◆ **Written instruction**:
Copy every record below exactly.

(Data records)
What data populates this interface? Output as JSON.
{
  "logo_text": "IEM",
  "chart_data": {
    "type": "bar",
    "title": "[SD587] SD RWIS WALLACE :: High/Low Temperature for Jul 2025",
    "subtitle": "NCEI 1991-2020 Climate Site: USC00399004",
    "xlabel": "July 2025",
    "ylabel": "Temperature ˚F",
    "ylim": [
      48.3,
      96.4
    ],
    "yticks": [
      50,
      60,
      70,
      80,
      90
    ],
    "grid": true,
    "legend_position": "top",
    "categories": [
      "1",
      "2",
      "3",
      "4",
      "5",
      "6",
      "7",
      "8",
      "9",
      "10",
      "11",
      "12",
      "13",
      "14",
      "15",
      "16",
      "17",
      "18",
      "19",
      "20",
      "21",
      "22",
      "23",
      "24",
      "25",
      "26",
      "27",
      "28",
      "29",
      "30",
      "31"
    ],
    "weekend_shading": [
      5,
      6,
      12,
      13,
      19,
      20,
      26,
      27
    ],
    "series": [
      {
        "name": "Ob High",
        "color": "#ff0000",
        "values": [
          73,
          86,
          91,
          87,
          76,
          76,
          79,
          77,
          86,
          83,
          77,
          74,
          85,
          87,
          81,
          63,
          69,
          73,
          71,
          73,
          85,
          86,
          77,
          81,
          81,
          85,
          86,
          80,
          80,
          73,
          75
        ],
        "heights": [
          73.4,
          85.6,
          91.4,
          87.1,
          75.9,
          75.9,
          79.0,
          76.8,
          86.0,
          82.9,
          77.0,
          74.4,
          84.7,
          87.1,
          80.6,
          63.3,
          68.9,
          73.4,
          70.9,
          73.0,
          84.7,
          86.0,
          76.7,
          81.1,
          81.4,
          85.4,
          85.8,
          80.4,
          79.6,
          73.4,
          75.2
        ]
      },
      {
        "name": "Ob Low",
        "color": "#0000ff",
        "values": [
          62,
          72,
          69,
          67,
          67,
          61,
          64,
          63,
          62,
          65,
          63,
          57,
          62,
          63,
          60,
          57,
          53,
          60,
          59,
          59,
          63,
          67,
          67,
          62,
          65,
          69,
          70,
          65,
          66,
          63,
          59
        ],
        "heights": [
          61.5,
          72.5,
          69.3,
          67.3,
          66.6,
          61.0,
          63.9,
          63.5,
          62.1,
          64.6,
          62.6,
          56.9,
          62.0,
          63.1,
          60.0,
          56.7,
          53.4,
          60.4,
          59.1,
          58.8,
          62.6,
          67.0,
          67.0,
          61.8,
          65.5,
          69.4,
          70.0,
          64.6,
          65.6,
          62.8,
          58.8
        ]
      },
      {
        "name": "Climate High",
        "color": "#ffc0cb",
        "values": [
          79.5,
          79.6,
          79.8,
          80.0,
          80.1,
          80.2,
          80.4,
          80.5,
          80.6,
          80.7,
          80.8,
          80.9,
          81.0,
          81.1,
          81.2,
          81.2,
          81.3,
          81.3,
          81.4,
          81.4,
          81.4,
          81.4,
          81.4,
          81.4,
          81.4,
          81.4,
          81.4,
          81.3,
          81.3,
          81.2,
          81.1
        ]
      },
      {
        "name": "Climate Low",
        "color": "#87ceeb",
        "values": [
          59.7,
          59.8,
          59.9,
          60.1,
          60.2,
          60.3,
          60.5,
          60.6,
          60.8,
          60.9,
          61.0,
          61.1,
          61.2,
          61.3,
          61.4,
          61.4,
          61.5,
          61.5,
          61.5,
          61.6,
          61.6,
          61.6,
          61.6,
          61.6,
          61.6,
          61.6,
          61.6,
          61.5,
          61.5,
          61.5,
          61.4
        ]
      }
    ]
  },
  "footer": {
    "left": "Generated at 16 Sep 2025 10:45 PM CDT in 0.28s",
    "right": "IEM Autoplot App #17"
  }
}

◆ **Completed task**:
What data populates this interface? Output as JSON.
{
  "logo_text": "IEM",
  "chart_data": {
    "type": "bar",
    "title": "[SD587] SD RWIS WALLACE :: High/Low Temperature for Jul 2025",
    "subtitle": "NCEI 1991-2020 Climate Site: USC00399004",
    "xlabel": "July 2025",
    "ylabel": "Temperature ˚F",
    "ylim": [
      48.3,
      96.4
    ],
    "yticks": [
      50,
      60,
      70,
      80,
      90
    ],
    "grid": true,
    "legend_position": "top",
    "categories": [
      "1",
      "2",
      "3",
      "4",
      "5",
      "6",
      "7",
      "8",
      "9",
      "10",
      "11",
      "12",
      "13",
      "14",
      "15",
      "16",
      "17",
      "18",
      "19",
      "20",
      "21",
      "22",
      "23",
      "24",
      "25",
      "26",
      "27",
      "28",
      "29",
      "30",
      "31"
    ],
    "weekend_shading": [
      5,
      6,
      12,
      13,
      19,
      20,
      26,
      27
    ],
    "series": [
      {
        "name": "Ob High",
        "color": "#ff0000",
        "values": [
          73,
          86,
          91,
          87,
          76,
          76,
          79,
          77,
          86,
          83,
          77,
          74,
          85,
          87,
          81,
          63,
          69,
          73,
          71,
          73,
          85,
          86,
          77,
          81,
          81,
          85,
          86,
          80,
          80,
          73,
          75
        ],
        "heights": [
          73.4,
          85.6,
          91.4,
          87.1,
          75.9,
          75.9,
          79.0,
          76.8,
          86.0,
          82.9,
          77.0,
          74.4,
          84.7,
          87.1,
          80.6,
          63.3,
          68.9,
          73.4,
          70.9,
          73.0,
          84.7,
          86.0,
          76.7,
          81.1,
          81.4,
          85.4,
          85.8,
          80.4,
          79.6,
          73.4,
          75.2
        ]
      },
      {
        "name": "Ob Low",
        "color": "#0000ff",
        "values": [
          62,
          72,
          69,
          67,
          67,
          61,
          64,
          63,
          62,
          65,
          63,
          57,
          62,
          63,
          60,
          57,
          53,
          60,
          59,
          59,
          63,
          67,
          67,
          62,
          65,
          69,
          70,
          65,
          66,
          63,
          59
        ],
        "heights": [
          61.5,
          72.5,
          69.3,
          67.3,
          66.6,
          61.0,
          63.9,
          63.5,
          62.1,
          64.6,
          62.6,
          56.9,
          62.0,
          63.1,
          60.0,
          56.7,
          53.4,
          60.4,
          59.1,
          58.8,
          62.6,
          67.0,
          67.0,
          61.8,
          65.5,
          69.4,
          70.0,
          64.6,
          65.6,
          62.8,
          58.8
        ]
      },
      {
        "name": "Climate High",
        "color": "#ffc0cb",
        "values": [
          79.5,
          79.6,
          79.8,
          80.0,
          80.1,
          80.2,
          80.4,
          80.5,
          80.6,
          80.7,
          80.8,
          80.9,
          81.0,
          81.1,
          81.2,
          81.2,
          81.3,
          81.3,
          81.4,
          81.4,
          81.4,
          81.4,
          81.4,
          81.4,
          81.4,
          81.4,
          81.4,
          81.3,
          81.3,
          81.2,
          81.1
        ]
      },
      {
        "name": "Climate Low",
        "color": "#87ceeb",
        "values": [
          59.7,
          59.8,
          59.9,
          60.1,
          60.2,
          60.3,
          60.5,
          60.6,
          60.8,
          60.9,
          61.0,
          61.1,
          61.2,
          61.3,
          61.4,
          61.4,
          61.5,
          61.5,
          61.5,
          61.6,
          61.6,
          61.6,
          61.6,
          61.6,
          61.6,
          61.6,
          61.6,
          61.5,
          61.5,
          61.5,
          61.4
        ]
      }
    ]
  },
  "footer": {
    "left": "Generated at 16 Sep 2025 10:45 PM CDT in 0.28s",
    "right": "IEM Autoplot App #17"
  }
}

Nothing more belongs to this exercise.